Gather each line of the records where "name" appears.

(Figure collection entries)
•••••
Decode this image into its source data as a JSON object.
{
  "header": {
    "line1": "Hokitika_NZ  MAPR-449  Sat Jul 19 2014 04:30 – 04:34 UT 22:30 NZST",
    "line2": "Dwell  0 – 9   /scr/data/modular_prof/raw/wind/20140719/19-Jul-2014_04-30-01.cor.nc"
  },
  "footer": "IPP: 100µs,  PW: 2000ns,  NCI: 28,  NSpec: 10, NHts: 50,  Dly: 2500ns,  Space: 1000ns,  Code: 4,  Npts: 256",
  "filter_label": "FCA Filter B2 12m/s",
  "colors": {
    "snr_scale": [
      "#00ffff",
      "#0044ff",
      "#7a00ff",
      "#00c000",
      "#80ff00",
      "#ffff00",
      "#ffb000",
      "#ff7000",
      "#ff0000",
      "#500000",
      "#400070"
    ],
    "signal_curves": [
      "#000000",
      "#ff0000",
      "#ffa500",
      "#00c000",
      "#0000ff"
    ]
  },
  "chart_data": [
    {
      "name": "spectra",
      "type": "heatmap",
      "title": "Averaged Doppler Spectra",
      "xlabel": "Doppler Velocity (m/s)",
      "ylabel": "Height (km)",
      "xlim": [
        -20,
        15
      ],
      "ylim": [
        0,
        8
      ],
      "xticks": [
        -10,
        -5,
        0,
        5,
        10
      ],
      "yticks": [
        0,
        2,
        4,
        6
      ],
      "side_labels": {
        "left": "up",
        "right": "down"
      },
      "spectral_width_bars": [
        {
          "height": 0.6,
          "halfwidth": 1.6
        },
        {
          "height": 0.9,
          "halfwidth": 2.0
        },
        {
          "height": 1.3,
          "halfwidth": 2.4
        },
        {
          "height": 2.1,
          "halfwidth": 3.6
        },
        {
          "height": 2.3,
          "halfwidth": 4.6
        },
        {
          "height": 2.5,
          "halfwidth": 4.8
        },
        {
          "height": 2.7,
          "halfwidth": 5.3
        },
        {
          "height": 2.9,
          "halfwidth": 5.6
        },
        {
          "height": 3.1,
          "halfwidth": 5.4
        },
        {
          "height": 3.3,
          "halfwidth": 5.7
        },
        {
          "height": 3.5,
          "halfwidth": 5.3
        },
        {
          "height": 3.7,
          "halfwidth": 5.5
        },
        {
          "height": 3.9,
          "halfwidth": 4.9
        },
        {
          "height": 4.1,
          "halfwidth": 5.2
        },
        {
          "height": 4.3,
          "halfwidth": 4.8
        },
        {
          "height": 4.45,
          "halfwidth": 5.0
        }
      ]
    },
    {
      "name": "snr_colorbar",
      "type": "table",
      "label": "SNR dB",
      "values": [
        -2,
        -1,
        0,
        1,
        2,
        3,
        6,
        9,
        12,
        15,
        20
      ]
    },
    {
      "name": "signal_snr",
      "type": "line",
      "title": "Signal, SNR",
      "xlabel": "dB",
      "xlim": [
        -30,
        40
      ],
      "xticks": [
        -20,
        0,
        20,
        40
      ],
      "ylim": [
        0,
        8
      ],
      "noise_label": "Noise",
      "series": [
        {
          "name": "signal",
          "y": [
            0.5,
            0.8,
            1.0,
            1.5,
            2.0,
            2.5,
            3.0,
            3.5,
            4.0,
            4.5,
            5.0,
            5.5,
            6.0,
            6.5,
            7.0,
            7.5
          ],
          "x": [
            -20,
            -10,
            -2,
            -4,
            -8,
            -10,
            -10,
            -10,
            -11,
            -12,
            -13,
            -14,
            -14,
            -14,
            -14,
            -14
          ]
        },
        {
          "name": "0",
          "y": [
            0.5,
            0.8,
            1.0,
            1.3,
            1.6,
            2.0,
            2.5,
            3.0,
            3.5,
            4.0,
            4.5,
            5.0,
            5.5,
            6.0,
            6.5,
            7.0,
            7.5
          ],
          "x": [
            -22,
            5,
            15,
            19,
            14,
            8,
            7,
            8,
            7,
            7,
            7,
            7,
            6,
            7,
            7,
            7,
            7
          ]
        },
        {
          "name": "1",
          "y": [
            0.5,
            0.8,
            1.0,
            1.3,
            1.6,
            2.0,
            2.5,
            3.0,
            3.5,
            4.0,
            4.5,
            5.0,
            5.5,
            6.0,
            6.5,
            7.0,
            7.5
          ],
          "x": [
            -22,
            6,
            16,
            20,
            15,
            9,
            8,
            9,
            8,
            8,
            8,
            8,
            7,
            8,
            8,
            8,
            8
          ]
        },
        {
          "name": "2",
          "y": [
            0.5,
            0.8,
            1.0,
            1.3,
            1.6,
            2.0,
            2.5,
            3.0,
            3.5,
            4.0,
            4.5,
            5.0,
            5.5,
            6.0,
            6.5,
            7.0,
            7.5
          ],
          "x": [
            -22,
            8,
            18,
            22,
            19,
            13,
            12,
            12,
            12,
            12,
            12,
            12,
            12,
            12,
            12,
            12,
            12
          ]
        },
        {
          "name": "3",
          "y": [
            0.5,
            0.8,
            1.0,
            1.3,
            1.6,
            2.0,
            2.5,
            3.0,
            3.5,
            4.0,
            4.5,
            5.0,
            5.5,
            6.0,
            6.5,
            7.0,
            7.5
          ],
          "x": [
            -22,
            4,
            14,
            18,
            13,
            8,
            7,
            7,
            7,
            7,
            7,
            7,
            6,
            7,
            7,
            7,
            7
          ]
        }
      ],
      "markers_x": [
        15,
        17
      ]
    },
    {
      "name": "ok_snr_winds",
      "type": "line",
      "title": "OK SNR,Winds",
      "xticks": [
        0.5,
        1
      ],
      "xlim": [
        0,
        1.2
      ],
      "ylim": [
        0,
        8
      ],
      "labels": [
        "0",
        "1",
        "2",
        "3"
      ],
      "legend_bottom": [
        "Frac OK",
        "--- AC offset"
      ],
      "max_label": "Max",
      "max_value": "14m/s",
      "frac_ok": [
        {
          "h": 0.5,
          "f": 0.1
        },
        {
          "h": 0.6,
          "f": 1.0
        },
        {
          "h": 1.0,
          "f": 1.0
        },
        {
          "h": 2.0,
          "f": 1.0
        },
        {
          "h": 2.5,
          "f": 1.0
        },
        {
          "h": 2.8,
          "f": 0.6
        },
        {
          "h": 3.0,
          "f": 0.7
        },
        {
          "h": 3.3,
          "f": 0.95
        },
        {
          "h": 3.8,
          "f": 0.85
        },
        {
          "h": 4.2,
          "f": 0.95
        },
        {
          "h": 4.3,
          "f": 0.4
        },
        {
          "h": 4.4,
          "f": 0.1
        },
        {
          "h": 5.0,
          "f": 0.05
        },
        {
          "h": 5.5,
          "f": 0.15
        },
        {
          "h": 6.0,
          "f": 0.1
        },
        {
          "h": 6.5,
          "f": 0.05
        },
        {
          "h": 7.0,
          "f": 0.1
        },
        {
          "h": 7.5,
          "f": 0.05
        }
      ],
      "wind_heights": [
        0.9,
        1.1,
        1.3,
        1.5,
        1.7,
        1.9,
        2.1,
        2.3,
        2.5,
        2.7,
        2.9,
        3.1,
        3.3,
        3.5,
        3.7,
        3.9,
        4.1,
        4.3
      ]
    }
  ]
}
•••••
**Final result**
      "name": "spectra",
      "name": "snr_colorbar",
      "name": "signal_snr",
          "name": "signal",
          "name": "0",
          "name": "1",
          "name": "2",
          "name": "3",
      "name": "ok_snr_winds",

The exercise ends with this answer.